§ **WHAT NEEDS TO BE DONE**
A line counts if it contains the string "some"; say how many such lines there are, giving only the number.

Start of ENTRIES SUPPLIED

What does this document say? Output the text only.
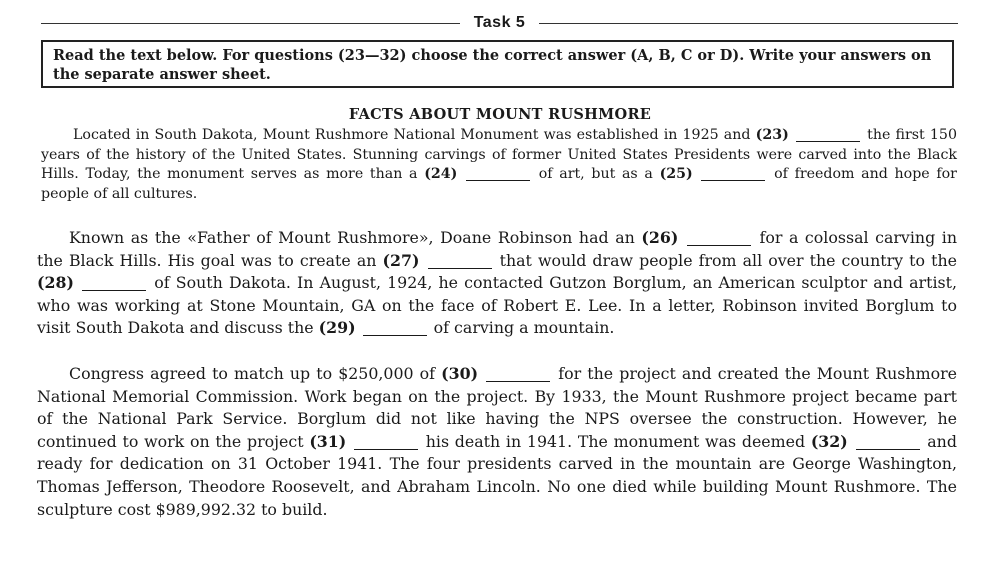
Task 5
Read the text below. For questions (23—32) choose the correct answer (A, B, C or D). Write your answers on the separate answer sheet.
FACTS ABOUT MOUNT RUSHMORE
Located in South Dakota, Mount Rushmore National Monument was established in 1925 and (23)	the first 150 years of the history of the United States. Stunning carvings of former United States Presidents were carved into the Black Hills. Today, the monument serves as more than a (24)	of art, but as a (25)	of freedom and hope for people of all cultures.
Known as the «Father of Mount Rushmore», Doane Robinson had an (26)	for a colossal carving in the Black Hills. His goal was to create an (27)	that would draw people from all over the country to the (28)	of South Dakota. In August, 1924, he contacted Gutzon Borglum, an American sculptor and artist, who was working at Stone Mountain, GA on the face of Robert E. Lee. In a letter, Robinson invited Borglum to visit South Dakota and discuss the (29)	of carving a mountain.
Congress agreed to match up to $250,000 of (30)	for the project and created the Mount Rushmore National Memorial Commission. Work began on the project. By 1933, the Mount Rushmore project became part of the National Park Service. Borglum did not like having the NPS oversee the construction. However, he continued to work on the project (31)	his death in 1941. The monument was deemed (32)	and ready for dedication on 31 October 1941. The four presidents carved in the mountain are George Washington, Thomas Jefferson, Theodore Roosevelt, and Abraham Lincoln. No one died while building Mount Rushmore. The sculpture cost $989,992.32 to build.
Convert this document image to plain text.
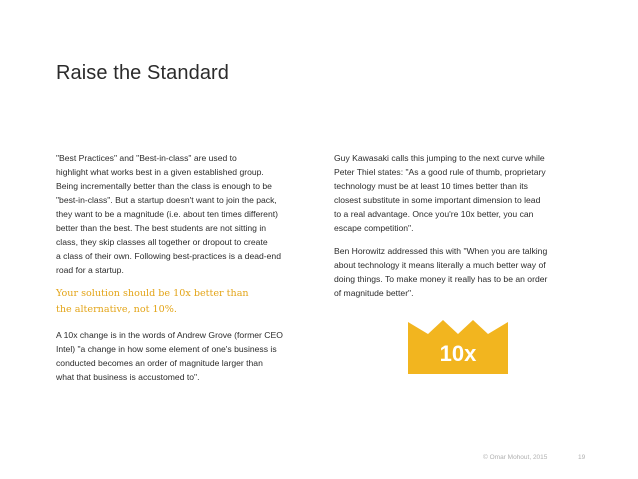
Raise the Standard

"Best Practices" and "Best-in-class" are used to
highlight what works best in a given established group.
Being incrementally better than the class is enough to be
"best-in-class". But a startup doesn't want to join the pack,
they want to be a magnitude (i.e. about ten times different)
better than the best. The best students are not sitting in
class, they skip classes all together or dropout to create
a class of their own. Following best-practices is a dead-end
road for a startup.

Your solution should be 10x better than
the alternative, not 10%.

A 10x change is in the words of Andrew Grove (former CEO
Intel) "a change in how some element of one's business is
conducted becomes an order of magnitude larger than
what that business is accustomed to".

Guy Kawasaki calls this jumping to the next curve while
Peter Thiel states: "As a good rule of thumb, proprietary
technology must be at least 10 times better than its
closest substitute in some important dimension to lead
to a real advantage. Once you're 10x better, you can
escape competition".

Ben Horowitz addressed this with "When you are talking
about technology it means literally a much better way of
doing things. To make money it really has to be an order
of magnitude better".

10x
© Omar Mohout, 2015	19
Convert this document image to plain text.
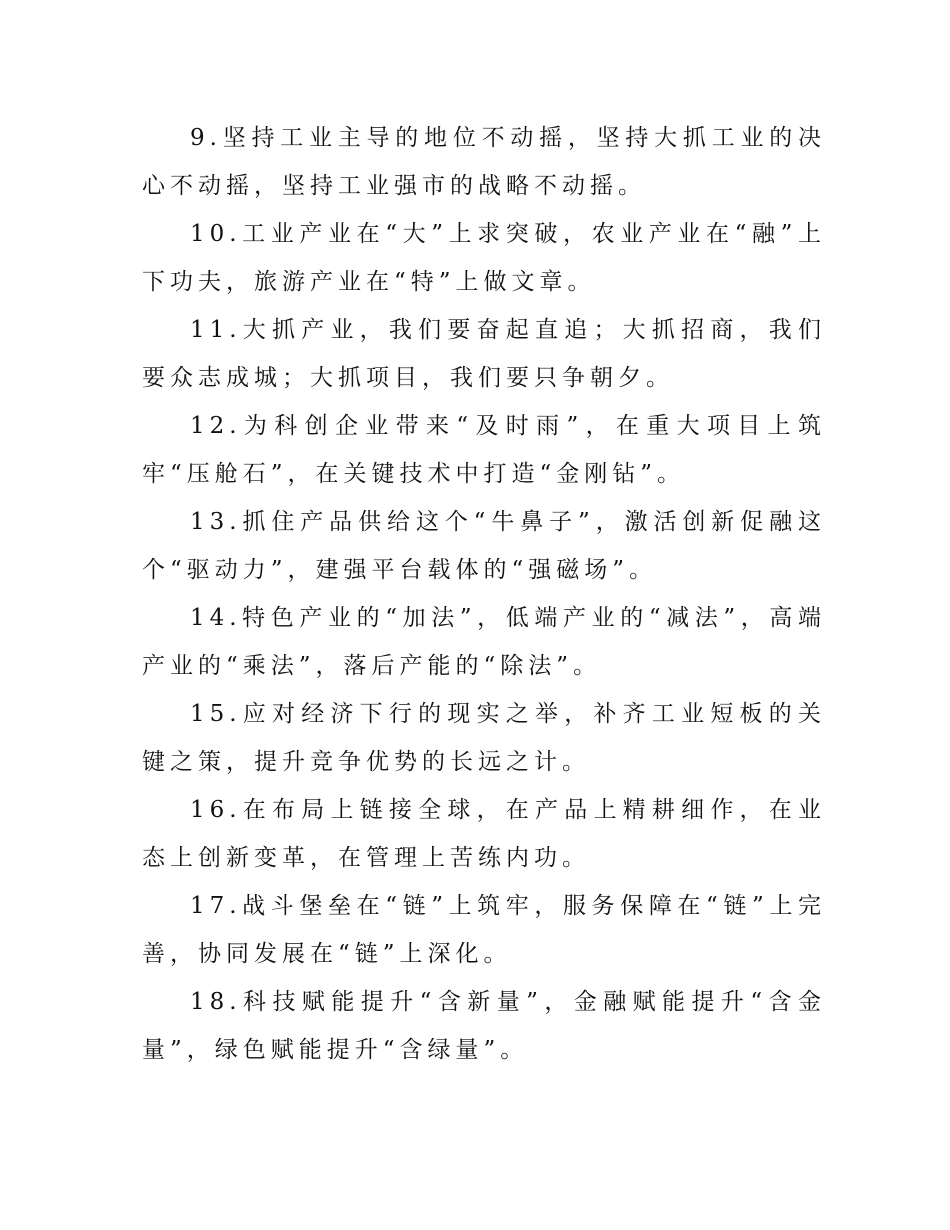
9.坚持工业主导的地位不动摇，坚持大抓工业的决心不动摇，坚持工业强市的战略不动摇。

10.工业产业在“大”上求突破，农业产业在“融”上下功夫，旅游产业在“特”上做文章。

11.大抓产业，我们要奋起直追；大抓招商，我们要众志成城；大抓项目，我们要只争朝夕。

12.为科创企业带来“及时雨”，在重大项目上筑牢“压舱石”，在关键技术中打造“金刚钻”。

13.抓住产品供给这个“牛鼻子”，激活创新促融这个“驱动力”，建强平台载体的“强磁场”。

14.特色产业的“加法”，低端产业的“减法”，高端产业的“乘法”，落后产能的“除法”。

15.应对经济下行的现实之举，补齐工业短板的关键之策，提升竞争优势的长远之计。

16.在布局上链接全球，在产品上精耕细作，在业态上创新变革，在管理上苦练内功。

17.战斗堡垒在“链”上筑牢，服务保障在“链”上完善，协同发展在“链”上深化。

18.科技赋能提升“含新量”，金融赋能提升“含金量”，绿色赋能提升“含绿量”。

End of ENTRIES SUPPLIED
Start of ENTRIES SUPPLIED

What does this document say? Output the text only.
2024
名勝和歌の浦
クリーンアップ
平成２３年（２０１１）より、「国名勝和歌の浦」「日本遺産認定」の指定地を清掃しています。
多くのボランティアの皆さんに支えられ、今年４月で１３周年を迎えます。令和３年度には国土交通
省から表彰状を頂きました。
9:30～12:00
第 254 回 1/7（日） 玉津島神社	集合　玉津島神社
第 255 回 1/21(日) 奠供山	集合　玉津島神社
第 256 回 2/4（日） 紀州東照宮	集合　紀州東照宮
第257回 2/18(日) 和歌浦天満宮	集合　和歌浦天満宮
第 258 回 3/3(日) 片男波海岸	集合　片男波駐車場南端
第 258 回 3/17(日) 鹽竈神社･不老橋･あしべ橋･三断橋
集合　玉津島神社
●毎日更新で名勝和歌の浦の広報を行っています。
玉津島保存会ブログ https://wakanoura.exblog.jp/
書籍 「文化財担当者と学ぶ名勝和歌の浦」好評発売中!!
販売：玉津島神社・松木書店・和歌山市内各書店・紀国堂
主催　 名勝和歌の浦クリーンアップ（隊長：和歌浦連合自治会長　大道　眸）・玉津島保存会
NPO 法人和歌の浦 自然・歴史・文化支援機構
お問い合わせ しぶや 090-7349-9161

End of ENTRIES SUPPLIED

§ **RESULT OF THIS EXERCISE**
2